**WORK TO COMPLETE**
Set each record down exactly, excluding all images.
┄┄┄┄┄┄┄┄┄┄
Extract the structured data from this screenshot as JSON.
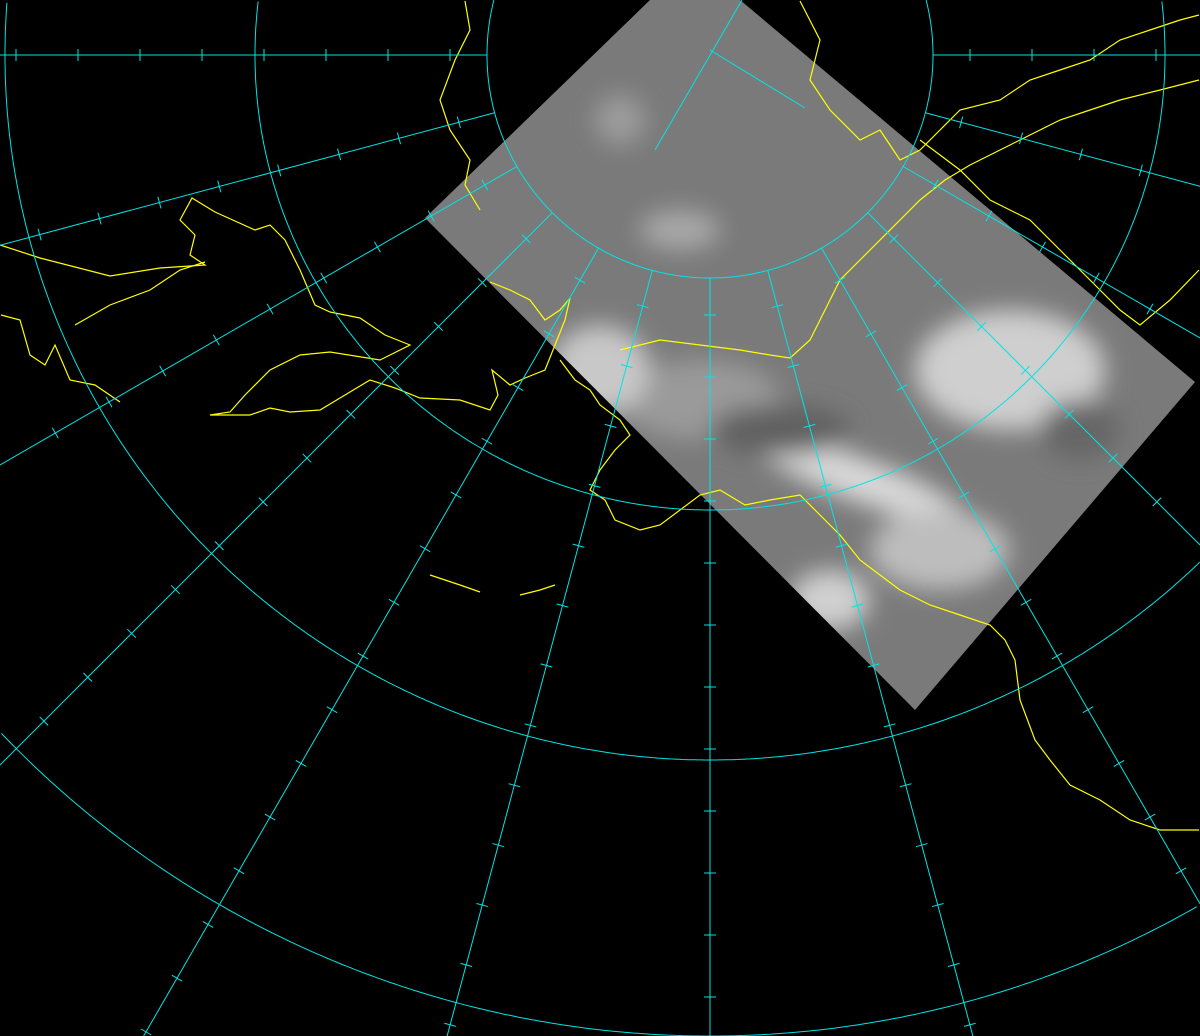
{
  "map": {
    "projection": "polar-stereographic",
    "colors": {
      "background": "#000000",
      "graticule": "#00e5e5",
      "coastline": "#ffff00",
      "satellite_base": "#7a7a7a",
      "cloud": "#d8d8d8"
    },
    "graticule": {
      "meridian_spacing_deg": 15,
      "latitude_circles": 4
    },
    "layers": [
      "satellite-image",
      "coastlines",
      "graticule"
    ]
  }
}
┄┄┄┄┄┄┄┄┄┄
**WORKED ANSWER**
Extract the structured data from this screenshot as JSON.
{
  "map": {
    "projection": "polar-stereographic",
    "colors": {
      "background": "#000000",
      "graticule": "#00e5e5",
      "coastline": "#ffff00",
      "satellite_base": "#7a7a7a",
      "cloud": "#d8d8d8"
    },
    "graticule": {
      "meridian_spacing_deg": 15,
      "latitude_circles": 4
    },
    "layers": [
      "satellite-image",
      "coastlines",
      "graticule"
    ]
  }
}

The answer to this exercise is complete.